> _What is being asked_: Without including any pictures, write out the listing below exactly.

──────────────────────────────

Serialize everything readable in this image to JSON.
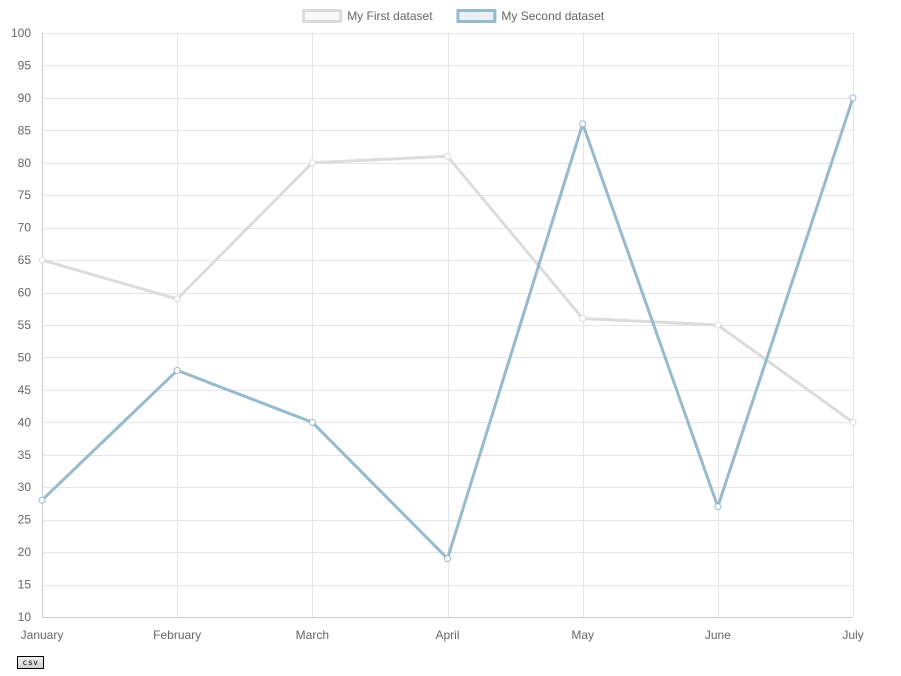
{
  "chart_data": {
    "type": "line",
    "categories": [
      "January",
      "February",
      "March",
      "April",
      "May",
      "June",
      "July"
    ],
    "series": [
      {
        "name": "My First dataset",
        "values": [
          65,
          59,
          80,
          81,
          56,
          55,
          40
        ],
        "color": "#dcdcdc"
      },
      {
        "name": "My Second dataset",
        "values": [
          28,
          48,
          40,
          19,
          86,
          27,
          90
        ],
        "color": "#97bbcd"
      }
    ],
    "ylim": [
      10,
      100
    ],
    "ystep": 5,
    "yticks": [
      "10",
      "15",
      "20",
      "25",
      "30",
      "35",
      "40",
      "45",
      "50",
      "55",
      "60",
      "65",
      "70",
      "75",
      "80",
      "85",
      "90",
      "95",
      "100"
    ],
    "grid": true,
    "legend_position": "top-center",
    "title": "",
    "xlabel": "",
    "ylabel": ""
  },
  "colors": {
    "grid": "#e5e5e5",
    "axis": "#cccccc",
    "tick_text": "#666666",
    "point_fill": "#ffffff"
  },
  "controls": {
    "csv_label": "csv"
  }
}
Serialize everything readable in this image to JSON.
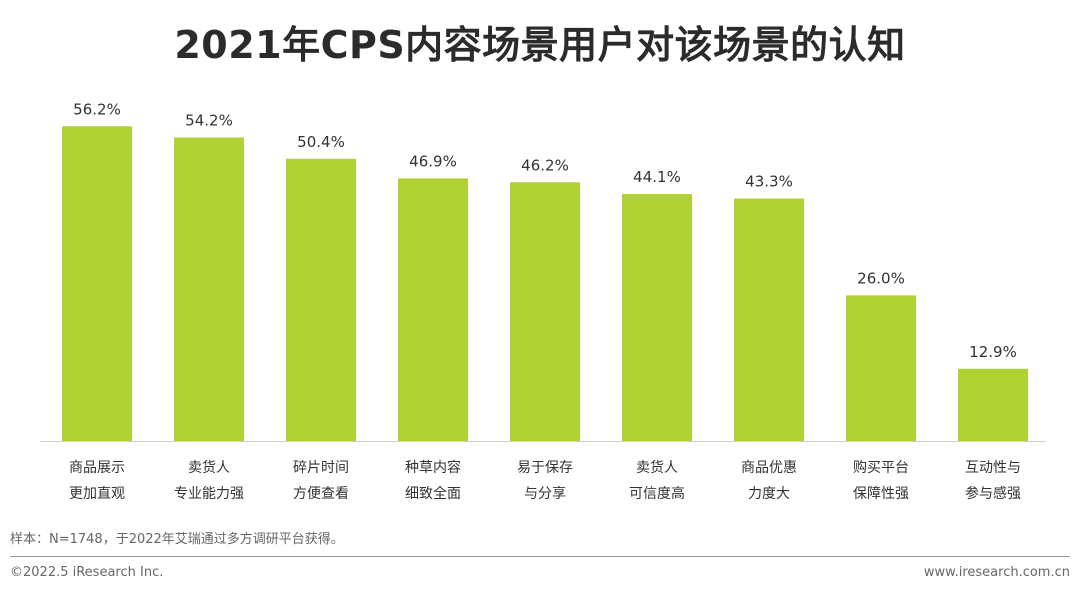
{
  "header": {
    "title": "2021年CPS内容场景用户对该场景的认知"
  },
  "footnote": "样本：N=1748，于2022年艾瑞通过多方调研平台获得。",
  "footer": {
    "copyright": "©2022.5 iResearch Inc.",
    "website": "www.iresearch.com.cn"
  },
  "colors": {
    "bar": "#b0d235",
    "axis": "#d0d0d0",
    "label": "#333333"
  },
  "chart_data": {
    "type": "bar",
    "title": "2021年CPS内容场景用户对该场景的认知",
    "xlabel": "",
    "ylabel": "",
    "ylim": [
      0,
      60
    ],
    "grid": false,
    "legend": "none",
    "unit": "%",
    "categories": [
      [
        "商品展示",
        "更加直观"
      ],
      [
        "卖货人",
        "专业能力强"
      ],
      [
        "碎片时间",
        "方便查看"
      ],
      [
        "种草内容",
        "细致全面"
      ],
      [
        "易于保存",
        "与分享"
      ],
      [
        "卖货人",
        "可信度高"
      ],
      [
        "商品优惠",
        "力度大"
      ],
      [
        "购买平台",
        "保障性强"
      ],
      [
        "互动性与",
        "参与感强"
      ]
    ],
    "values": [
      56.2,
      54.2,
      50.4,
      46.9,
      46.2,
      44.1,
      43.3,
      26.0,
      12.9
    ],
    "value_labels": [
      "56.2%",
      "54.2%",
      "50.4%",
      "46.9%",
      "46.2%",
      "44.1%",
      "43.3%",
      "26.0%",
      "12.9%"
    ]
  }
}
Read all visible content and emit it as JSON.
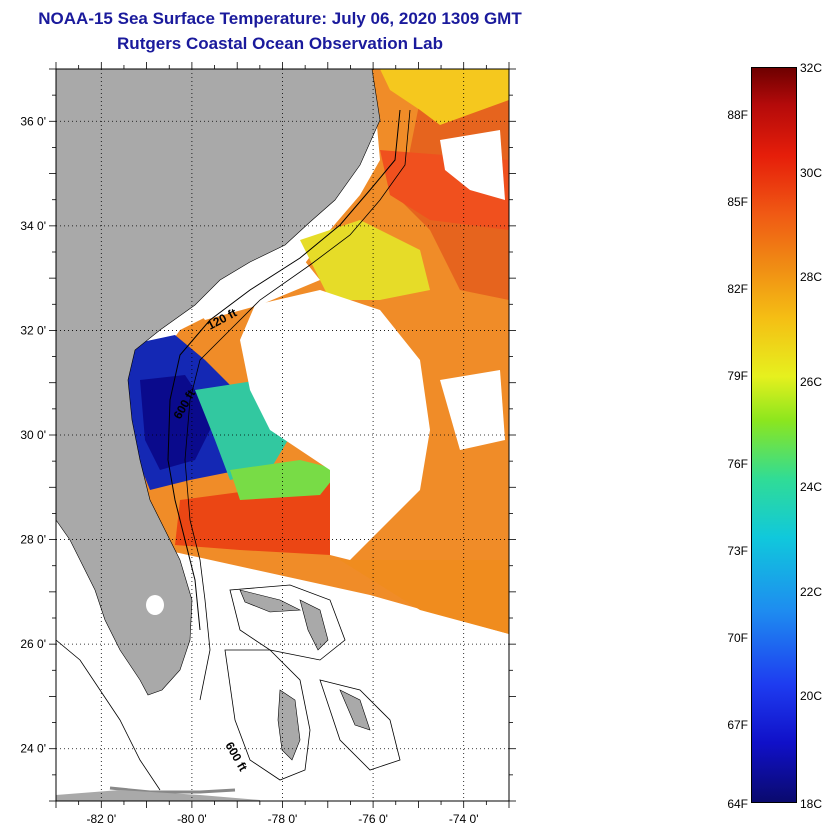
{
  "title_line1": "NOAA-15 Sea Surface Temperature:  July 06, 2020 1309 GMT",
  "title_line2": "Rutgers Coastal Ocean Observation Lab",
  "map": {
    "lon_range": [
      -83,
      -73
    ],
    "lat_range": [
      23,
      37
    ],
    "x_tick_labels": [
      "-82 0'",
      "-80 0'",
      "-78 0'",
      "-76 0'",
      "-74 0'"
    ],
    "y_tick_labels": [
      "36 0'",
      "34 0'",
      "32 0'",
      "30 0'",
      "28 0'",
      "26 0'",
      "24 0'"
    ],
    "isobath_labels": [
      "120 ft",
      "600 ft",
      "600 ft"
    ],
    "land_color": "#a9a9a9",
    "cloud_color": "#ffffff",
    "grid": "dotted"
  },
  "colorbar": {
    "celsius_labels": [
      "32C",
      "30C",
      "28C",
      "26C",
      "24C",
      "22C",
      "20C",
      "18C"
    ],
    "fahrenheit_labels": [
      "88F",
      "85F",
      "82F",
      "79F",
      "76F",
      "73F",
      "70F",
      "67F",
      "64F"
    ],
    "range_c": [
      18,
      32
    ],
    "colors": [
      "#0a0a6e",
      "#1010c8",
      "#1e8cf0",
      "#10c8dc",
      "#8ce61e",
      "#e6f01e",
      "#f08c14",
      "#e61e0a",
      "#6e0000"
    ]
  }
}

──────────────────────────────

> _Exercise result_:
Serialize everything readable in this image to JSON.
{
  "chart_data": {
    "type": "line",
    "categories": [
      "January",
      "February",
      "March",
      "April",
      "May",
      "June",
      "July"
    ],
    "series": [
      {
        "name": "My First dataset",
        "values": [
          65,
          59,
          80,
          81,
          56,
          55,
          40
        ],
        "color": "#dcdcdc"
      },
      {
        "name": "My Second dataset",
        "values": [
          28,
          48,
          40,
          19,
          86,
          27,
          90
        ],
        "color": "#97bbcd"
      }
    ],
    "ylim": [
      10,
      100
    ],
    "ystep": 5,
    "yticks": [
      "10",
      "15",
      "20",
      "25",
      "30",
      "35",
      "40",
      "45",
      "50",
      "55",
      "60",
      "65",
      "70",
      "75",
      "80",
      "85",
      "90",
      "95",
      "100"
    ],
    "grid": true,
    "legend_position": "top-center",
    "title": "",
    "xlabel": "",
    "ylabel": ""
  },
  "colors": {
    "grid": "#e5e5e5",
    "axis": "#cccccc",
    "tick_text": "#666666",
    "point_fill": "#ffffff"
  },
  "controls": {
    "csv_label": "csv"
  }
}
Serialize everything readable in this image to JSON.
{
  "header": {
    "title": "2021年CPS内容场景用户对该场景的认知"
  },
  "footnote": "样本：N=1748，于2022年艾瑞通过多方调研平台获得。",
  "footer": {
    "copyright": "©2022.5 iResearch Inc.",
    "website": "www.iresearch.com.cn"
  },
  "colors": {
    "bar": "#b0d235",
    "axis": "#d0d0d0",
    "label": "#333333"
  },
  "chart_data": {
    "type": "bar",
    "title": "2021年CPS内容场景用户对该场景的认知",
    "xlabel": "",
    "ylabel": "",
    "ylim": [
      0,
      60
    ],
    "grid": false,
    "legend": "none",
    "unit": "%",
    "categories": [
      [
        "商品展示",
        "更加直观"
      ],
      [
        "卖货人",
        "专业能力强"
      ],
      [
        "碎片时间",
        "方便查看"
      ],
      [
        "种草内容",
        "细致全面"
      ],
      [
        "易于保存",
        "与分享"
      ],
      [
        "卖货人",
        "可信度高"
      ],
      [
        "商品优惠",
        "力度大"
      ],
      [
        "购买平台",
        "保障性强"
      ],
      [
        "互动性与",
        "参与感强"
      ]
    ],
    "values": [
      56.2,
      54.2,
      50.4,
      46.9,
      46.2,
      44.1,
      43.3,
      26.0,
      12.9
    ],
    "value_labels": [
      "56.2%",
      "54.2%",
      "50.4%",
      "46.9%",
      "46.2%",
      "44.1%",
      "43.3%",
      "26.0%",
      "12.9%"
    ]
  }
}
Read all visible content and emit it as JSON.
{
  "title_line1": "NOAA-15 Sea Surface Temperature:  July 06, 2020 1309 GMT",
  "title_line2": "Rutgers Coastal Ocean Observation Lab",
  "map": {
    "lon_range": [
      -83,
      -73
    ],
    "lat_range": [
      23,
      37
    ],
    "x_tick_labels": [
      "-82 0'",
      "-80 0'",
      "-78 0'",
      "-76 0'",
      "-74 0'"
    ],
    "y_tick_labels": [
      "36 0'",
      "34 0'",
      "32 0'",
      "30 0'",
      "28 0'",
      "26 0'",
      "24 0'"
    ],
    "isobath_labels": [
      "120 ft",
      "600 ft",
      "600 ft"
    ],
    "land_color": "#a9a9a9",
    "cloud_color": "#ffffff",
    "grid": "dotted"
  },
  "colorbar": {
    "celsius_labels": [
      "32C",
      "30C",
      "28C",
      "26C",
      "24C",
      "22C",
      "20C",
      "18C"
    ],
    "fahrenheit_labels": [
      "88F",
      "85F",
      "82F",
      "79F",
      "76F",
      "73F",
      "70F",
      "67F",
      "64F"
    ],
    "range_c": [
      18,
      32
    ],
    "colors": [
      "#0a0a6e",
      "#1010c8",
      "#1e8cf0",
      "#10c8dc",
      "#8ce61e",
      "#e6f01e",
      "#f08c14",
      "#e61e0a",
      "#6e0000"
    ]
  }
}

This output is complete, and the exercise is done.